Records about charts and figures
────

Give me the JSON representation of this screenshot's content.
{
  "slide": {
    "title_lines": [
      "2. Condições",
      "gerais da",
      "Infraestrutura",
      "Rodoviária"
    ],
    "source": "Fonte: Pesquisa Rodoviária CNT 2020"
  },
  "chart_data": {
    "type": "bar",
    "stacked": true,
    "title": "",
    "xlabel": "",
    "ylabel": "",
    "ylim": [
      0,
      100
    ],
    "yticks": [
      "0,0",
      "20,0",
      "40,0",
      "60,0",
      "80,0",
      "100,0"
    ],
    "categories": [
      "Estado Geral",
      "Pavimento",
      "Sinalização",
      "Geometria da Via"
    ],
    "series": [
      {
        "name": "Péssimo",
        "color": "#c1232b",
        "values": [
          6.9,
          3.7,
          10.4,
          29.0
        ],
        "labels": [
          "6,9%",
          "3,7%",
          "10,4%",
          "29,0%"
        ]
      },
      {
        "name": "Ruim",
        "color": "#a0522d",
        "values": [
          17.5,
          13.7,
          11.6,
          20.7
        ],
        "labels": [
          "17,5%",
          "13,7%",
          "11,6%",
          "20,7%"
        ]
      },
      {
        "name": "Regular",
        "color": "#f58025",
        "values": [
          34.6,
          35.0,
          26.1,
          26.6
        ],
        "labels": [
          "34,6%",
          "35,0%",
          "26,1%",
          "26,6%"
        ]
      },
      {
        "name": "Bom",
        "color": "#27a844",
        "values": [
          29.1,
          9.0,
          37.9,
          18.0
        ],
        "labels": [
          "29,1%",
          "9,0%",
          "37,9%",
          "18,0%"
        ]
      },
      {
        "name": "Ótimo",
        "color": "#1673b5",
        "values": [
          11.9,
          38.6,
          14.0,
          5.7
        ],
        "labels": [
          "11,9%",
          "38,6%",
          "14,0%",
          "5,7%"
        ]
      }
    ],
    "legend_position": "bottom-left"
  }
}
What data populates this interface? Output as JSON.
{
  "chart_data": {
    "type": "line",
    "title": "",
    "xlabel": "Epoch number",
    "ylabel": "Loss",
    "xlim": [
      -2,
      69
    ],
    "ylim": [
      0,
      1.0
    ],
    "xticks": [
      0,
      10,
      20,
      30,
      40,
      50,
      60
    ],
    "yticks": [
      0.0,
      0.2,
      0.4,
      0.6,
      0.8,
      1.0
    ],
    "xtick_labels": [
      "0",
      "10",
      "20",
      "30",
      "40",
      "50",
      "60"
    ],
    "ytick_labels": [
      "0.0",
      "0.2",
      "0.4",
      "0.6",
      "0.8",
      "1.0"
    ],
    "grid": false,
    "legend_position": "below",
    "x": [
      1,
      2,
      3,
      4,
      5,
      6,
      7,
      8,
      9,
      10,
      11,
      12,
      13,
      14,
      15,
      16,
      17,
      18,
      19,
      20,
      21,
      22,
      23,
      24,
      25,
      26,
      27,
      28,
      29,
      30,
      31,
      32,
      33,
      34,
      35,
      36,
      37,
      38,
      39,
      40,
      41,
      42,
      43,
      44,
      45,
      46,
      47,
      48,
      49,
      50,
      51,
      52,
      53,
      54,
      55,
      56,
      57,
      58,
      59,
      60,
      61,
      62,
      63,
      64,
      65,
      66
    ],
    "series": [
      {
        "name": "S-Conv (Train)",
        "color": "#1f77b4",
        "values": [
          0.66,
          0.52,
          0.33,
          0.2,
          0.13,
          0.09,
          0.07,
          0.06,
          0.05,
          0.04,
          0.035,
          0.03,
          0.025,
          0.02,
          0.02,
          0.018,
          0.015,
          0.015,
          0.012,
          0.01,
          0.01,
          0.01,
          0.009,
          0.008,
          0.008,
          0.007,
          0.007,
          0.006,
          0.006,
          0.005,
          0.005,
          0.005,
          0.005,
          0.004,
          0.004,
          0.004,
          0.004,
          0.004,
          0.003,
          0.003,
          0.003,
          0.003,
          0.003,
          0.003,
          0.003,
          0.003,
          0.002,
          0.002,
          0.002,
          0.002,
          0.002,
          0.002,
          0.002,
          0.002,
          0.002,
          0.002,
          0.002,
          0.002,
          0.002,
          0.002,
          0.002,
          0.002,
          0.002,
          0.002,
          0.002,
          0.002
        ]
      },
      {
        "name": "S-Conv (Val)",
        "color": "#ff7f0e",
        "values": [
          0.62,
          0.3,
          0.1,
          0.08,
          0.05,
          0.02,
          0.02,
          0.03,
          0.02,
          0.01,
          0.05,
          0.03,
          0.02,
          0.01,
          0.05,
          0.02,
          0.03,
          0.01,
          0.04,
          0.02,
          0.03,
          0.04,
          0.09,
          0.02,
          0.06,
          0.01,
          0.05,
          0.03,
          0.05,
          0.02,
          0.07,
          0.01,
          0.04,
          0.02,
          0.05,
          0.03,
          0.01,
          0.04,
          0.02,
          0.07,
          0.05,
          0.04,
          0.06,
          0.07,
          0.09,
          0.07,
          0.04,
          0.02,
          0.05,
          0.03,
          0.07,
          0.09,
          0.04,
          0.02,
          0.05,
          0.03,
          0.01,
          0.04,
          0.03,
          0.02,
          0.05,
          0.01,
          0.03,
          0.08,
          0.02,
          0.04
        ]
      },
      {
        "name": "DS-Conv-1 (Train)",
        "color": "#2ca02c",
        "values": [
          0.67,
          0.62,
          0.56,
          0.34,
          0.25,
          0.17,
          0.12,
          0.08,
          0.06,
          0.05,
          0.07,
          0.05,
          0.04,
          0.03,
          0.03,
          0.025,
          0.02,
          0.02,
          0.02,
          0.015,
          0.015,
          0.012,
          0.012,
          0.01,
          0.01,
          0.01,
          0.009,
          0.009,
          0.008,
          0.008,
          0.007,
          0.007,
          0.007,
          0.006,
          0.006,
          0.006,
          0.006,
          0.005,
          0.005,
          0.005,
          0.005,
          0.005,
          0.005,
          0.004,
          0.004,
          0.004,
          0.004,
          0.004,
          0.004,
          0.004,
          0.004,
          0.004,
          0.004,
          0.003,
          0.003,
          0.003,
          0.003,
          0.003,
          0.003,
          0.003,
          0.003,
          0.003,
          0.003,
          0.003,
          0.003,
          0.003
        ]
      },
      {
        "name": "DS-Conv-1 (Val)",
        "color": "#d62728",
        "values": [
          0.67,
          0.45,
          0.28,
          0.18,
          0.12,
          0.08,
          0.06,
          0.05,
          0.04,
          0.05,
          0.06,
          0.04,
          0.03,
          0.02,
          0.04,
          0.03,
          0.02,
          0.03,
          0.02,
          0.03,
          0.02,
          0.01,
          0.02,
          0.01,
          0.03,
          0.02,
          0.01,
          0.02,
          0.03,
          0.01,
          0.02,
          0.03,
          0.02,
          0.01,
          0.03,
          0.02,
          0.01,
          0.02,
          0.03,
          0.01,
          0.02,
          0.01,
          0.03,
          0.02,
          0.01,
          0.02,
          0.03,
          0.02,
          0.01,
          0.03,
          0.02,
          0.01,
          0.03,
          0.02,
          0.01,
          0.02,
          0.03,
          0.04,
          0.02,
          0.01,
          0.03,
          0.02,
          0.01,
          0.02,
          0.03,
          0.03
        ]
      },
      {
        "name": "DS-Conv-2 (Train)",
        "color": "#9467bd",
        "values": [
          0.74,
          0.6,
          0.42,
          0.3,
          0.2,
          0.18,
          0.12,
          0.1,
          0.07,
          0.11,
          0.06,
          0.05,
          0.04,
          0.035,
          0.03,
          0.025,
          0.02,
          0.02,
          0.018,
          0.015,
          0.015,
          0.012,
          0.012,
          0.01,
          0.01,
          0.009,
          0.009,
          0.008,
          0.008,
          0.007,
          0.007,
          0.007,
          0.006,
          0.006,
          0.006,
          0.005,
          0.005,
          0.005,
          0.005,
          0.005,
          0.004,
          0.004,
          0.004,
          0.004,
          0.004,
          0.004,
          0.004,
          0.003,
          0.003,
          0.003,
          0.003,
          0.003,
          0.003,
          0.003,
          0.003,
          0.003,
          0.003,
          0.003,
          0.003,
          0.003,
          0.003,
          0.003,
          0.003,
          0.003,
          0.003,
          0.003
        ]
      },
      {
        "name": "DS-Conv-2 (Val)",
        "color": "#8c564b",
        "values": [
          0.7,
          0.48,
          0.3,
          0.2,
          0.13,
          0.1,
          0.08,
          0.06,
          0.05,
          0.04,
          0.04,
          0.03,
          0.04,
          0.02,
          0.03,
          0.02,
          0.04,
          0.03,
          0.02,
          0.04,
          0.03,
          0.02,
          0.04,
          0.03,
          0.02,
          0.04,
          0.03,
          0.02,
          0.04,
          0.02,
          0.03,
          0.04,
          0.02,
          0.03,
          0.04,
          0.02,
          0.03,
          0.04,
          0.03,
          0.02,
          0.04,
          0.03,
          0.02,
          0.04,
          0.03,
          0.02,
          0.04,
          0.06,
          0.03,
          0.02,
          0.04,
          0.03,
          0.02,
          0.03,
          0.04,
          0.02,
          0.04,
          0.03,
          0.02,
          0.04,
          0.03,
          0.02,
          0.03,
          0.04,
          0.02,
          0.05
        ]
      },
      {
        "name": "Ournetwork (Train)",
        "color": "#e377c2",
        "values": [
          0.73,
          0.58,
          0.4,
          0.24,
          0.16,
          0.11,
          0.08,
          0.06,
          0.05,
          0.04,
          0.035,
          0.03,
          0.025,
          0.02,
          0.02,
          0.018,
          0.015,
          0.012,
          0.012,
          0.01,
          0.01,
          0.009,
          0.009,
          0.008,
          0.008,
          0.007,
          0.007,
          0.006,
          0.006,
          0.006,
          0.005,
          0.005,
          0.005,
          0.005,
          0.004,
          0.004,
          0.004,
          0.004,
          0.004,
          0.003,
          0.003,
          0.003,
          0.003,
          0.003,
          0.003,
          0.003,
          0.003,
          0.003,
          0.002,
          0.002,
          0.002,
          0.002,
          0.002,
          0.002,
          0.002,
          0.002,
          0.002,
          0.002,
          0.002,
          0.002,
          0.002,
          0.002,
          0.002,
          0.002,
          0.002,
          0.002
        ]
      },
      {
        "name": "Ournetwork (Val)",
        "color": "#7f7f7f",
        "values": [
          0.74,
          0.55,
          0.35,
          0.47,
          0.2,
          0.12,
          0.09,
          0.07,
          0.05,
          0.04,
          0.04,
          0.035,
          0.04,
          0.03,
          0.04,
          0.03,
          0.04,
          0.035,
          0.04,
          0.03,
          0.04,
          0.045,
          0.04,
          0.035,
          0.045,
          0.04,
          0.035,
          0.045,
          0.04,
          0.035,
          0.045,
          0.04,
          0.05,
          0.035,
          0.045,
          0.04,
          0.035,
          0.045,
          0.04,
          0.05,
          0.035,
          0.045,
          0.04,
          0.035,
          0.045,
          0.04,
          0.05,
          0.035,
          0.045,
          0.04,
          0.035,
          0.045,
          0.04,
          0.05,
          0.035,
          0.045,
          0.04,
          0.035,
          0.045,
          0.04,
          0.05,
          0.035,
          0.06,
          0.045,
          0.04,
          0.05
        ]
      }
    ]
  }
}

────

PROBLEM DESCRIPTION. Using the records above, gather all lines where the string "Conv" is present.

RESPONSE.
        "name": "S-Conv (Train)",
        "name": "S-Conv (Val)",
        "name": "DS-Conv-1 (Train)",
        "name": "DS-Conv-1 (Val)",
        "name": "DS-Conv-2 (Train)",
        "name": "DS-Conv-2 (Val)",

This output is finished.